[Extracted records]
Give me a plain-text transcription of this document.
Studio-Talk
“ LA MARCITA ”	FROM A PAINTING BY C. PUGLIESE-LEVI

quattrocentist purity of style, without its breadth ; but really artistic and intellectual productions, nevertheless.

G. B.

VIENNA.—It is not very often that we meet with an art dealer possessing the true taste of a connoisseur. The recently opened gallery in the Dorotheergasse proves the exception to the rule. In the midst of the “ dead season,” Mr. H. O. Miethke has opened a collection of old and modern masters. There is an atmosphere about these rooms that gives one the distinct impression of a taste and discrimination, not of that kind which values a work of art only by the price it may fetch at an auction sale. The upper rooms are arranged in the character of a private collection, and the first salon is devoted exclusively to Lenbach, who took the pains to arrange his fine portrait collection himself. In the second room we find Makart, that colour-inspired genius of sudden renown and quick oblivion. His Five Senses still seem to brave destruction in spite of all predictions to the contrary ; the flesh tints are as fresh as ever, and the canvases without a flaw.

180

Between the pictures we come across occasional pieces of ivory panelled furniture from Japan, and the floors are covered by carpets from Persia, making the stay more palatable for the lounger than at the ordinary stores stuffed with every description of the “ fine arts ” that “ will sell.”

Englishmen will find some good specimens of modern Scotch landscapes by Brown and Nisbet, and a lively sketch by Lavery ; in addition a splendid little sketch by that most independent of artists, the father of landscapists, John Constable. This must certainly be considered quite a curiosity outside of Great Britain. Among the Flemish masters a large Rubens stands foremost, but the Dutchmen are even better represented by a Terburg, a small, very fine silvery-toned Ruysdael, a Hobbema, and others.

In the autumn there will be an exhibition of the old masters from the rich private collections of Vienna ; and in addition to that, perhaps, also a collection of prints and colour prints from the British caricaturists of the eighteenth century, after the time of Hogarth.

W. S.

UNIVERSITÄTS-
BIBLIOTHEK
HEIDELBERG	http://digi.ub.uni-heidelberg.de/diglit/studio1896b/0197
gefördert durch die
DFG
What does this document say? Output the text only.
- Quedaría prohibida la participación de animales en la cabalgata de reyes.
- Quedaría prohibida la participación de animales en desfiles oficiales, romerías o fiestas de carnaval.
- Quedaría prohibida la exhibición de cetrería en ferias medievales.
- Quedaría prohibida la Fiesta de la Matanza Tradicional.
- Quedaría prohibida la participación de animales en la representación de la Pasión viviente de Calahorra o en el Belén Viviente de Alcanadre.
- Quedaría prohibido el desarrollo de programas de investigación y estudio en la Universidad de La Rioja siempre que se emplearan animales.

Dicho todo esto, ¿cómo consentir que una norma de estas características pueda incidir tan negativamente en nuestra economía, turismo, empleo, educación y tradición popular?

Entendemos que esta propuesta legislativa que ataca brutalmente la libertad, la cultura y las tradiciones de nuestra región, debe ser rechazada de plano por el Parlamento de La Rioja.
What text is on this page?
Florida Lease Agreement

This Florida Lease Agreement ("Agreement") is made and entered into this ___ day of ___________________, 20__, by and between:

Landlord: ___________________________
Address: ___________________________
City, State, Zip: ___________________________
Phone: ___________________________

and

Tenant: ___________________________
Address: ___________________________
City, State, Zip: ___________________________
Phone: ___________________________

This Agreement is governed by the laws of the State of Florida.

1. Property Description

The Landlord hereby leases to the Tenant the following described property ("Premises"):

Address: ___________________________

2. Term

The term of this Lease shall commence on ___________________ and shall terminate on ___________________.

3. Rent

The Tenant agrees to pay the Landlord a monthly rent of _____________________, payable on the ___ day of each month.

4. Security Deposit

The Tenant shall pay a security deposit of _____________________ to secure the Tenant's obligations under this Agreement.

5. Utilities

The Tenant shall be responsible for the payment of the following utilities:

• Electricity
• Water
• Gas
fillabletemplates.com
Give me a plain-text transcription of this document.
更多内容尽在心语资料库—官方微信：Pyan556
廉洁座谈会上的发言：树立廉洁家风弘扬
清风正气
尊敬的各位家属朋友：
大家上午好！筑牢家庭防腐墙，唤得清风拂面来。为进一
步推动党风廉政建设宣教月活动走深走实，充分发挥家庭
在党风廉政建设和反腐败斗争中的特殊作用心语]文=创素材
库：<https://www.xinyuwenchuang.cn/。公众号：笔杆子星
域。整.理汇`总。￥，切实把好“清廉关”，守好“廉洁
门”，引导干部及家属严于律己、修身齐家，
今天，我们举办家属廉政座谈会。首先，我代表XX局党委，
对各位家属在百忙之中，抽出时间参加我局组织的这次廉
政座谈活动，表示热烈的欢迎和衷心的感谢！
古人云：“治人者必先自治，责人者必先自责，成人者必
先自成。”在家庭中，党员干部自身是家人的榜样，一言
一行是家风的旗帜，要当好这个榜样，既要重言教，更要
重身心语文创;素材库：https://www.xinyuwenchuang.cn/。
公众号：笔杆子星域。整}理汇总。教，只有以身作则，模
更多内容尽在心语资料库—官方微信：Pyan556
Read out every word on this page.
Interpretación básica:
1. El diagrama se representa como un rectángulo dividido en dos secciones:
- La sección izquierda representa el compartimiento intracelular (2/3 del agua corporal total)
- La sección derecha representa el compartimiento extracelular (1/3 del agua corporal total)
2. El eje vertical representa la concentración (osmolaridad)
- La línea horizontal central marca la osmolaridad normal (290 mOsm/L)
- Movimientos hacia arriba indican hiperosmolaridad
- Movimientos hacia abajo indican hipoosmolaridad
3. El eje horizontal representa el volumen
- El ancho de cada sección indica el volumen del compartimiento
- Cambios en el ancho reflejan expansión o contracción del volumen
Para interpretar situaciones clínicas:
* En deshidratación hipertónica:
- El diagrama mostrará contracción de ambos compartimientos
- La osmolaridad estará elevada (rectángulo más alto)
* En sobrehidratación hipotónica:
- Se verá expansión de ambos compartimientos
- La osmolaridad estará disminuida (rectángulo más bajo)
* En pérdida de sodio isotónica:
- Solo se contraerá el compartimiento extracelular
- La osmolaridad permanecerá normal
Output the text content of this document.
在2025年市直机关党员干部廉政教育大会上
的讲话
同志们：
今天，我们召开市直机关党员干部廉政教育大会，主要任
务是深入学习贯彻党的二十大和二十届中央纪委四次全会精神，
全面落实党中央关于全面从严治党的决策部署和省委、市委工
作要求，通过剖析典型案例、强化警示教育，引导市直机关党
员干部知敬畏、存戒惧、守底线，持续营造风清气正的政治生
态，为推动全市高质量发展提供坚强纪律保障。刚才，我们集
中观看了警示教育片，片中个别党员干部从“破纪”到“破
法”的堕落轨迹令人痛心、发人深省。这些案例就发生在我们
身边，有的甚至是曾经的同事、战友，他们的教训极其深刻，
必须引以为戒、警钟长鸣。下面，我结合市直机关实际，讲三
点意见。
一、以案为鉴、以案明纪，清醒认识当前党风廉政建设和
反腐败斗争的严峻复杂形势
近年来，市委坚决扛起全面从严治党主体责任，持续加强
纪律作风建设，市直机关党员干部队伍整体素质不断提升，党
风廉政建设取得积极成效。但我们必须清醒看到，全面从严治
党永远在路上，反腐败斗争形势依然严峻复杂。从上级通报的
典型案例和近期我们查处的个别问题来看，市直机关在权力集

_Your instructions_
Copy out all of the records shown above exactly.

_Output for this task_
Give me a plain-text transcription of this document.
Studio-Talk
“ LA MARCITA ”	FROM A PAINTING BY C. PUGLIESE-LEVI

quattrocentist purity of style, without its breadth ; but really artistic and intellectual productions, nevertheless.

G. B.

VIENNA.—It is not very often that we meet with an art dealer possessing the true taste of a connoisseur. The recently opened gallery in the Dorotheergasse proves the exception to the rule. In the midst of the “ dead season,” Mr. H. O. Miethke has opened a collection of old and modern masters. There is an atmosphere about these rooms that gives one the distinct impression of a taste and discrimination, not of that kind which values a work of art only by the price it may fetch at an auction sale. The upper rooms are arranged in the character of a private collection, and the first salon is devoted exclusively to Lenbach, who took the pains to arrange his fine portrait collection himself. In the second room we find Makart, that colour-inspired genius of sudden renown and quick oblivion. His Five Senses still seem to brave destruction in spite of all predictions to the contrary ; the flesh tints are as fresh as ever, and the canvases without a flaw.

180

Between the pictures we come across occasional pieces of ivory panelled furniture from Japan, and the floors are covered by carpets from Persia, making the stay more palatable for the lounger than at the ordinary stores stuffed with every description of the “ fine arts ” that “ will sell.”

Englishmen will find some good specimens of modern Scotch landscapes by Brown and Nisbet, and a lively sketch by Lavery ; in addition a splendid little sketch by that most independent of artists, the father of landscapists, John Constable. This must certainly be considered quite a curiosity outside of Great Britain. Among the Flemish masters a large Rubens stands foremost, but the Dutchmen are even better represented by a Terburg, a small, very fine silvery-toned Ruysdael, a Hobbema, and others.

In the autumn there will be an exhibition of the old masters from the rich private collections of Vienna ; and in addition to that, perhaps, also a collection of prints and colour prints from the British caricaturists of the eighteenth century, after the time of Hogarth.

W. S.

UNIVERSITÄTS-
BIBLIOTHEK
HEIDELBERG	http://digi.ub.uni-heidelberg.de/diglit/studio1896b/0197
gefördert durch die
DFG
What does this document say? Output the text only.
- Quedaría prohibida la participación de animales en la cabalgata de reyes.
- Quedaría prohibida la participación de animales en desfiles oficiales, romerías o fiestas de carnaval.
- Quedaría prohibida la exhibición de cetrería en ferias medievales.
- Quedaría prohibida la Fiesta de la Matanza Tradicional.
- Quedaría prohibida la participación de animales en la representación de la Pasión viviente de Calahorra o en el Belén Viviente de Alcanadre.
- Quedaría prohibido el desarrollo de programas de investigación y estudio en la Universidad de La Rioja siempre que se emplearan animales.

Dicho todo esto, ¿cómo consentir que una norma de estas características pueda incidir tan negativamente en nuestra economía, turismo, empleo, educación y tradición popular?

Entendemos que esta propuesta legislativa que ataca brutalmente la libertad, la cultura y las tradiciones de nuestra región, debe ser rechazada de plano por el Parlamento de La Rioja.
What text is on this page?
Florida Lease Agreement

This Florida Lease Agreement ("Agreement") is made and entered into this ___ day of ___________________, 20__, by and between:

Landlord: ___________________________
Address: ___________________________
City, State, Zip: ___________________________
Phone: ___________________________

and

Tenant: ___________________________
Address: ___________________________
City, State, Zip: ___________________________
Phone: ___________________________

This Agreement is governed by the laws of the State of Florida.

1. Property Description

The Landlord hereby leases to the Tenant the following described property ("Premises"):

Address: ___________________________

2. Term

The term of this Lease shall commence on ___________________ and shall terminate on ___________________.

3. Rent

The Tenant agrees to pay the Landlord a monthly rent of _____________________, payable on the ___ day of each month.

4. Security Deposit

The Tenant shall pay a security deposit of _____________________ to secure the Tenant's obligations under this Agreement.

5. Utilities

The Tenant shall be responsible for the payment of the following utilities:

• Electricity
• Water
• Gas
fillabletemplates.com
Give me a plain-text transcription of this document.
更多内容尽在心语资料库—官方微信：Pyan556
廉洁座谈会上的发言：树立廉洁家风弘扬
清风正气
尊敬的各位家属朋友：
大家上午好！筑牢家庭防腐墙，唤得清风拂面来。为进一
步推动党风廉政建设宣教月活动走深走实，充分发挥家庭
在党风廉政建设和反腐败斗争中的特殊作用心语]文=创素材
库：<https://www.xinyuwenchuang.cn/。公众号：笔杆子星
域。整.理汇`总。￥，切实把好“清廉关”，守好“廉洁
门”，引导干部及家属严于律己、修身齐家，
今天，我们举办家属廉政座谈会。首先，我代表XX局党委，
对各位家属在百忙之中，抽出时间参加我局组织的这次廉
政座谈活动，表示热烈的欢迎和衷心的感谢！
古人云：“治人者必先自治，责人者必先自责，成人者必
先自成。”在家庭中，党员干部自身是家人的榜样，一言
一行是家风的旗帜，要当好这个榜样，既要重言教，更要
重身心语文创;素材库：https://www.xinyuwenchuang.cn/。
公众号：笔杆子星域。整}理汇总。教，只有以身作则，模
更多内容尽在心语资料库—官方微信：Pyan556
Read out every word on this page.
Interpretación básica:
1. El diagrama se representa como un rectángulo dividido en dos secciones:
- La sección izquierda representa el compartimiento intracelular (2/3 del agua corporal total)
- La sección derecha representa el compartimiento extracelular (1/3 del agua corporal total)
2. El eje vertical representa la concentración (osmolaridad)
- La línea horizontal central marca la osmolaridad normal (290 mOsm/L)
- Movimientos hacia arriba indican hiperosmolaridad
- Movimientos hacia abajo indican hipoosmolaridad
3. El eje horizontal representa el volumen
- El ancho de cada sección indica el volumen del compartimiento
- Cambios en el ancho reflejan expansión o contracción del volumen
Para interpretar situaciones clínicas:
* En deshidratación hipertónica:
- El diagrama mostrará contracción de ambos compartimientos
- La osmolaridad estará elevada (rectángulo más alto)
* En sobrehidratación hipotónica:
- Se verá expansión de ambos compartimientos
- La osmolaridad estará disminuida (rectángulo más bajo)
* En pérdida de sodio isotónica:
- Solo se contraerá el compartimiento extracelular
- La osmolaridad permanecerá normal
Output the text content of this document.
在2025年市直机关党员干部廉政教育大会上
的讲话
同志们：
今天，我们召开市直机关党员干部廉政教育大会，主要任
务是深入学习贯彻党的二十大和二十届中央纪委四次全会精神，
全面落实党中央关于全面从严治党的决策部署和省委、市委工
作要求，通过剖析典型案例、强化警示教育，引导市直机关党
员干部知敬畏、存戒惧、守底线，持续营造风清气正的政治生
态，为推动全市高质量发展提供坚强纪律保障。刚才，我们集
中观看了警示教育片，片中个别党员干部从“破纪”到“破
法”的堕落轨迹令人痛心、发人深省。这些案例就发生在我们
身边，有的甚至是曾经的同事、战友，他们的教训极其深刻，
必须引以为戒、警钟长鸣。下面，我结合市直机关实际，讲三
点意见。
一、以案为鉴、以案明纪，清醒认识当前党风廉政建设和
反腐败斗争的严峻复杂形势
近年来，市委坚决扛起全面从严治党主体责任，持续加强
纪律作风建设，市直机关党员干部队伍整体素质不断提升，党
风廉政建设取得积极成效。但我们必须清醒看到，全面从严治
党永远在路上，反腐败斗争形势依然严峻复杂。从上级通报的
典型案例和近期我们查处的个别问题来看，市直机关在权力集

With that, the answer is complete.